* **TEXTO DE ORIGEN**:
╔══

Imagen que muestra el espectacular cúmulo de galaxias Abell 2744 obtenido por el telescopio espacial Hubble (NASA/ESA), y remarcada por un cuadrado y ampliada, la galaxia A2744_YD4 obtenida con el array de radiotelescopios ALMA. Créditos: ALMA (ESO/NAOJ/NRAO), NASA, ESA, ESO & D. Coe (STScI)/J. Merten (Heidelberg/Bologna) (Imagen original).
Pero tampoco es de la lente gravitatoria de lo que les quiero hablar. De lo que les quiero hablar es de las nubes que se han detectado en A2744_YD4. Unas sorprendentes nubes. ¿Por qué sorprendentes? Ni más ni menos porque están formadas por polvo interestelar, lo que indica que en esa galaxia ya había habido una generación de estrellas que nacieron, crecieron y estallaron como supernovas, enriqueciendo el medio interestelar con los materiales que forman esa nube que, a saber, son principalmente silicio, carbono, aluminio y oxígeno agrupados en partículas micrométricas. “A2744_YD4 no es solo la galaxia más lejana observada hasta ahora por ALMA, sino que la detección de tanto polvo indica que esta galaxia ya había sido contaminada por supernovas tempranas”, afirma Nicolas Laporte, investigador del University College de Londres y autor principal del artículo que expone la investigación (Laporte et al. 2017).

╚══

Extrae, por favor, del texto anterior sobre la galaxia A2744_YD4 el fragmento que va desde "Imagen que muestra" hasta "(Heidelberg/Bologna) (Imagen original).", copiándolo sin ningún cambio.

* **LISTADO PROPORCIONADO**:
╔══

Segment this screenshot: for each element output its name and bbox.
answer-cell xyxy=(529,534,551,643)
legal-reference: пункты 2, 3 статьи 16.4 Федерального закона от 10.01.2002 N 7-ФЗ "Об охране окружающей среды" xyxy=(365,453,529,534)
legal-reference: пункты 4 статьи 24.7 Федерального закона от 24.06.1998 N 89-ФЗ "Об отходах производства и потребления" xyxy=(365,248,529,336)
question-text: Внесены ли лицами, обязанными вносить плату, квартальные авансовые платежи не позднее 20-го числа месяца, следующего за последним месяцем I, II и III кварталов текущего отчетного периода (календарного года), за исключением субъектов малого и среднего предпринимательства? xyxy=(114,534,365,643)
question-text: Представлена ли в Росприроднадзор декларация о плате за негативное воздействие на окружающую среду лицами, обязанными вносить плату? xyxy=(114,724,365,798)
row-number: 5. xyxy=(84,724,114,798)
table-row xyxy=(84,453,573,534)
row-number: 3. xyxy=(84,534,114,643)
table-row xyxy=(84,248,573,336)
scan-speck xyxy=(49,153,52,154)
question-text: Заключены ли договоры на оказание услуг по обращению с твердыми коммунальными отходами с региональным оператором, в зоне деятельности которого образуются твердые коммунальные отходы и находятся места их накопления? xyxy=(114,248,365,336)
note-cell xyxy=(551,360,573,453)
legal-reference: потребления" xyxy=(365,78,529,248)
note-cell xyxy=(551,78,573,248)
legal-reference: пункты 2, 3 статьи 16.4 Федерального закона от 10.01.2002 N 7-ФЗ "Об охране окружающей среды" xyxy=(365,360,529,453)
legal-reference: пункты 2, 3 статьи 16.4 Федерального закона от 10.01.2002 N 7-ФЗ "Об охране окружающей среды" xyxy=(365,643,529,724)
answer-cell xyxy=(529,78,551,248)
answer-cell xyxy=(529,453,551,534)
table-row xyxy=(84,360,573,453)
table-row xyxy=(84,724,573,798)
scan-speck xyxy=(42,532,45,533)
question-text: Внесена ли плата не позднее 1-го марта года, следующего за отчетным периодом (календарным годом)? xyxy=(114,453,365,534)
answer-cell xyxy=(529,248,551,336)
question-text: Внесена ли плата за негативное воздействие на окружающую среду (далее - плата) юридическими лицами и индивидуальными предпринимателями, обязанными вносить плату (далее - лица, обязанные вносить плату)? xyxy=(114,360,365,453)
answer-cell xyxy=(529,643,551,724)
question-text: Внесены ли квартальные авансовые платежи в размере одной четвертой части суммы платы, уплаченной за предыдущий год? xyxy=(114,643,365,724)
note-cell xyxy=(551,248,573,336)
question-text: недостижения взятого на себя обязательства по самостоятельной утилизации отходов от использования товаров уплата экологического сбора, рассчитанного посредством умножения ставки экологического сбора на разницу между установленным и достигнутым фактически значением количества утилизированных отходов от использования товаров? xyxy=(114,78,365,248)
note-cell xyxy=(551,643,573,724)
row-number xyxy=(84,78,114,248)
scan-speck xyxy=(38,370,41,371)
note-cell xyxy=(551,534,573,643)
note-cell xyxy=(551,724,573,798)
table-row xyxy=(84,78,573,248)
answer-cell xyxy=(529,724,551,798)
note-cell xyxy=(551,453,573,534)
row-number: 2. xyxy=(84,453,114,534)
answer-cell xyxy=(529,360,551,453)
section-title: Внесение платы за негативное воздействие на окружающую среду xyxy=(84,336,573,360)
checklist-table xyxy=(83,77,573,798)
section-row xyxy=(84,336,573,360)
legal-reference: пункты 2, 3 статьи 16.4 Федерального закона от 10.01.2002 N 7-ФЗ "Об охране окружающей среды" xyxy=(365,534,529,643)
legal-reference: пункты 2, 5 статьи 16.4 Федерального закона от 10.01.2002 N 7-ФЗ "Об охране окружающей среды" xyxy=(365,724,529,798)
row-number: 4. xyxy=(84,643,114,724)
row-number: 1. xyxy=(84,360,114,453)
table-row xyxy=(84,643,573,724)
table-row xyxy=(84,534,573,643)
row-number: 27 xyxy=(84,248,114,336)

╚══

* **RESPUESTA**:
Imagen que muestra el espectacular cúmulo de galaxias Abell 2744 obtenido por el telescopio espacial Hubble (NASA/ESA), y remarcada por un cuadrado y ampliada, la galaxia A2744_YD4 obtenida con el array de radiotelescopios ALMA. Créditos: ALMA (ESO/NAOJ/NRAO), NASA, ESA, ESO & D. Coe (STScI)/J. Merten (Heidelberg/Bologna) (Imagen original).